Episode 002 · Fatherhood

Homemade Spears & Listening Ears

Guest: Justin MeekerThe SkilledDad Podcast

About This Episode

Zach sits down in the treehouse studio with his friend Justin Meeker, a dad of three (two boys, one girl) and former church leader turned nonprofit COO, to talk about what it actually means to be "emotionally available" to your kids. Justin grew up with loving but emotionally unavailable parents, and made a deliberate choice to break that pattern with his own children — showing up in the hard, tearful, three-in-the-morning moments instead of telling them to suck it up. The conversation gets honest fast: both dads admit they fail at this regularly (Zach laughed when his six-year-old fell in the lake, and the boy remembered it), and that the real skill is learning to name feelings, ask for forgiveness, and keep showing up anyway. If you're a dad who thinks feelings are "fufu stuff," this episode makes the practical case that emotional presence is a learnable skill that shapes who your kids become — and who your daughter eventually marries.

What You'll Take Away

01

If you're not the person your kid comes to with hard things, someone or something else will be — and right now that's usually a screen.

Being available is how you keep control of your parenting.

02

Emotional availability is a skill, not a personality trait.

It means stepping into hard conversations without judging, shrinking, or dismissing what your kid feels — and you have to relearn it constantly.

03

Give kids the vocabulary for their emotions.

When you help a child name anger, sadness, or hurt, you create a safe place and they think "Dad gets me."
______________________________
Write out the podcast episode description above in full, exactly as it appears.

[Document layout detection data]
______________________________
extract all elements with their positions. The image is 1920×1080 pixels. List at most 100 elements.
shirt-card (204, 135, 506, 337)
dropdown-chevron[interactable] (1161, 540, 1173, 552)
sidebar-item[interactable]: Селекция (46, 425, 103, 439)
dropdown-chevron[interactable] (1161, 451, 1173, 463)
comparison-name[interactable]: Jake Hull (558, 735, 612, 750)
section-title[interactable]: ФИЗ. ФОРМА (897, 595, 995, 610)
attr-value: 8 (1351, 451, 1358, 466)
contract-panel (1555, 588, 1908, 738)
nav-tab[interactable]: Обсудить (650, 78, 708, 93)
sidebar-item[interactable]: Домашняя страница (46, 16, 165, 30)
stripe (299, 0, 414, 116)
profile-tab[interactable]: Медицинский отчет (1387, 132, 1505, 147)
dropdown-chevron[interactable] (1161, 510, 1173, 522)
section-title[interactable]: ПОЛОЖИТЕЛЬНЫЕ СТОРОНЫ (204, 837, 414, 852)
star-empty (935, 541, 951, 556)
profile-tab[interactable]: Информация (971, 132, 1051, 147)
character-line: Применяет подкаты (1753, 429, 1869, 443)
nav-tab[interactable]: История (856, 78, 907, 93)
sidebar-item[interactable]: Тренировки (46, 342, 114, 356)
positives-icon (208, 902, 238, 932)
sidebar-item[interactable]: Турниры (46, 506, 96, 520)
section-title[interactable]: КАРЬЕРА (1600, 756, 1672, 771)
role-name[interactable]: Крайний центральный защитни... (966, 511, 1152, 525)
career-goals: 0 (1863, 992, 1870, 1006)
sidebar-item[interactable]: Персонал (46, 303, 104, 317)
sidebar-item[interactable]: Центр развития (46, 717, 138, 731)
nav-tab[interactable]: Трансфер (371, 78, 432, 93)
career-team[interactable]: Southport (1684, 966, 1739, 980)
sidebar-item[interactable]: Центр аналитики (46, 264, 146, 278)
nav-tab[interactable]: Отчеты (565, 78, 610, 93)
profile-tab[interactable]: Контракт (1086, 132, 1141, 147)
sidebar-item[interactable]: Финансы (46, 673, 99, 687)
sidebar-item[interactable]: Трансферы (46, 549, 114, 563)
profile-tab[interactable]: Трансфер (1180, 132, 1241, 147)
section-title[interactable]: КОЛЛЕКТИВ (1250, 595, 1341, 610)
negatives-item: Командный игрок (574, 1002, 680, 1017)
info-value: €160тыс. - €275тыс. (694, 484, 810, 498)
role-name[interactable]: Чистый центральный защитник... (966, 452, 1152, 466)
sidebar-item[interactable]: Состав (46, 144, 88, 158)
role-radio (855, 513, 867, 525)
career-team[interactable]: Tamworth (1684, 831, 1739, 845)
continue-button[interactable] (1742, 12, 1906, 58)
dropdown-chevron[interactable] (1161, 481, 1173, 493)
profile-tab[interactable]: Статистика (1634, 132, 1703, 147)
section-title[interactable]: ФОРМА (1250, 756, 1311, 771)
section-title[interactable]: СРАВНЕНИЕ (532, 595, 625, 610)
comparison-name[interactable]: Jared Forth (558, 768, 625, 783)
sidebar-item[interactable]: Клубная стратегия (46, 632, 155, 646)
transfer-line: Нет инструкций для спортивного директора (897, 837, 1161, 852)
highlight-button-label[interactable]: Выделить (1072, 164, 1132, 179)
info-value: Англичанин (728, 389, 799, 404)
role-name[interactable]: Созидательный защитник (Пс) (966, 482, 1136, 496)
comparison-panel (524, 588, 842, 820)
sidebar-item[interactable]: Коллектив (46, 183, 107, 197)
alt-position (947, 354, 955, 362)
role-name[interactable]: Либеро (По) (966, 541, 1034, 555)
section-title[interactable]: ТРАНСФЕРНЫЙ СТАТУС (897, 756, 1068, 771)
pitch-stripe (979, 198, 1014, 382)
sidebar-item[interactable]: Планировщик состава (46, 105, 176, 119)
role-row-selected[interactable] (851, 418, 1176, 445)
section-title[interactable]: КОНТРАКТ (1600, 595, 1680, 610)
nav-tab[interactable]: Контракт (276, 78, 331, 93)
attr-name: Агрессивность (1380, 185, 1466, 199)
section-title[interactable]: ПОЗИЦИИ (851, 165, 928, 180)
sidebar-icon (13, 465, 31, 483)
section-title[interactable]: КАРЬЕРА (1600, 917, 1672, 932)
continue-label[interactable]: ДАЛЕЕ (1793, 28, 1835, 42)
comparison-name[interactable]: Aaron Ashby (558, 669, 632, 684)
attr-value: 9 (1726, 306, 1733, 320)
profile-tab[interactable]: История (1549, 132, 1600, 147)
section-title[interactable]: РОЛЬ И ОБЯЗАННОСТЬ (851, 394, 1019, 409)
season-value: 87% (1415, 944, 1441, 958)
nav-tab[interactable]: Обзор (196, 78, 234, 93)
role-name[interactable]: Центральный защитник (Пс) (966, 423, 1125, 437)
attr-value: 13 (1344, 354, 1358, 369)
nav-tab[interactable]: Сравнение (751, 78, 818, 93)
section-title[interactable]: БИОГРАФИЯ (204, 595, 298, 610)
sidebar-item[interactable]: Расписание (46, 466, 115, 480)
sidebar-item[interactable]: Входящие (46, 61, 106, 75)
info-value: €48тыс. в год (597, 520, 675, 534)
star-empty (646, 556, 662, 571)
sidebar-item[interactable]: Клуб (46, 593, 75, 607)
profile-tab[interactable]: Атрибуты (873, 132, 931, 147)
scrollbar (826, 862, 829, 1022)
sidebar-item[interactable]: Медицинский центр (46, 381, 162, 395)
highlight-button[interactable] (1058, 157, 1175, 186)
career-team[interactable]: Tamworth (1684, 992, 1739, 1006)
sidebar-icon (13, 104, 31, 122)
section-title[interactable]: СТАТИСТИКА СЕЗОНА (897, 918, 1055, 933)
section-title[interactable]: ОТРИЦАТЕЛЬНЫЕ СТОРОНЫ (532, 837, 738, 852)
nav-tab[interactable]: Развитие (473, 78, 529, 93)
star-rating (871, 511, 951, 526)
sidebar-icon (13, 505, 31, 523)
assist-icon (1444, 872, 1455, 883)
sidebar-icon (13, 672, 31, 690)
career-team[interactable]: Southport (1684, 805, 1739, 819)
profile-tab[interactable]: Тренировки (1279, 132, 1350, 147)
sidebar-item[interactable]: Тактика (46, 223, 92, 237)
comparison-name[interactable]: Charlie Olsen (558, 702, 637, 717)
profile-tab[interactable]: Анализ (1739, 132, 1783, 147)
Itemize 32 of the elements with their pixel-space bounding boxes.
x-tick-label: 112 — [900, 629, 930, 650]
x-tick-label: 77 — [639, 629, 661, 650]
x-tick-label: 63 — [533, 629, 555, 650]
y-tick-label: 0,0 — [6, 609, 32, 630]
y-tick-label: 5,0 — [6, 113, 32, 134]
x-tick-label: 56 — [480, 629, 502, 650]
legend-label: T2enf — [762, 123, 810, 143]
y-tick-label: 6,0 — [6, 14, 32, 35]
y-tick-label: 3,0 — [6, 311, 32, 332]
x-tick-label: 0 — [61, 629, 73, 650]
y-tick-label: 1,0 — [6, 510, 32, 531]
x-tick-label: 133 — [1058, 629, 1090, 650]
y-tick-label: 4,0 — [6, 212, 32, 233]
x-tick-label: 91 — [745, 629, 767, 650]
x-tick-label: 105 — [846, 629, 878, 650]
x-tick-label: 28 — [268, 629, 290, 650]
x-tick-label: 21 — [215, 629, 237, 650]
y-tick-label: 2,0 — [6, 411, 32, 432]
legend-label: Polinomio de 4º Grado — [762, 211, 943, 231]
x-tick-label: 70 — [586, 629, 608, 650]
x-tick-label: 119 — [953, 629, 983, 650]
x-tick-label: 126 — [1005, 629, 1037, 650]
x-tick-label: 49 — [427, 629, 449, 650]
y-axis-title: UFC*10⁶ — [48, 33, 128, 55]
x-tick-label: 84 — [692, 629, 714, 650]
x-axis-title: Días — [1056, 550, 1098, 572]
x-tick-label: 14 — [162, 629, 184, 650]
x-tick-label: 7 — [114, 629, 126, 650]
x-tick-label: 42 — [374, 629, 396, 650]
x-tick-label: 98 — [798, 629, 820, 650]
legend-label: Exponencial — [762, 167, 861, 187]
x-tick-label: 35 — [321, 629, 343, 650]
______________________________
EXPECTED ANSWER:
Episode 002 · Fatherhood

Homemade Spears & Listening Ears

Guest: Justin MeekerThe SkilledDad Podcast

About This Episode

Zach sits down in the treehouse studio with his friend Justin Meeker, a dad of three (two boys, one girl) and former church leader turned nonprofit COO, to talk about what it actually means to be "emotionally available" to your kids. Justin grew up with loving but emotionally unavailable parents, and made a deliberate choice to break that pattern with his own children — showing up in the hard, tearful, three-in-the-morning moments instead of telling them to suck it up. The conversation gets honest fast: both dads admit they fail at this regularly (Zach laughed when his six-year-old fell in the lake, and the boy remembered it), and that the real skill is learning to name feelings, ask for forgiveness, and keep showing up anyway. If you're a dad who thinks feelings are "fufu stuff," this episode makes the practical case that emotional presence is a learnable skill that shapes who your kids become — and who your daughter eventually marries.

What You'll Take Away

01

If you're not the person your kid comes to with hard things, someone or something else will be — and right now that's usually a screen.

Being available is how you keep control of your parenting.

02

Emotional availability is a skill, not a personality trait.

It means stepping into hard conversations without judging, shrinking, or dismissing what your kid feels — and you have to relearn it constantly.

03

Give kids the vocabulary for their emotions.

When you help a child name anger, sadness, or hurt, you create a safe place and they think "Dad gets me."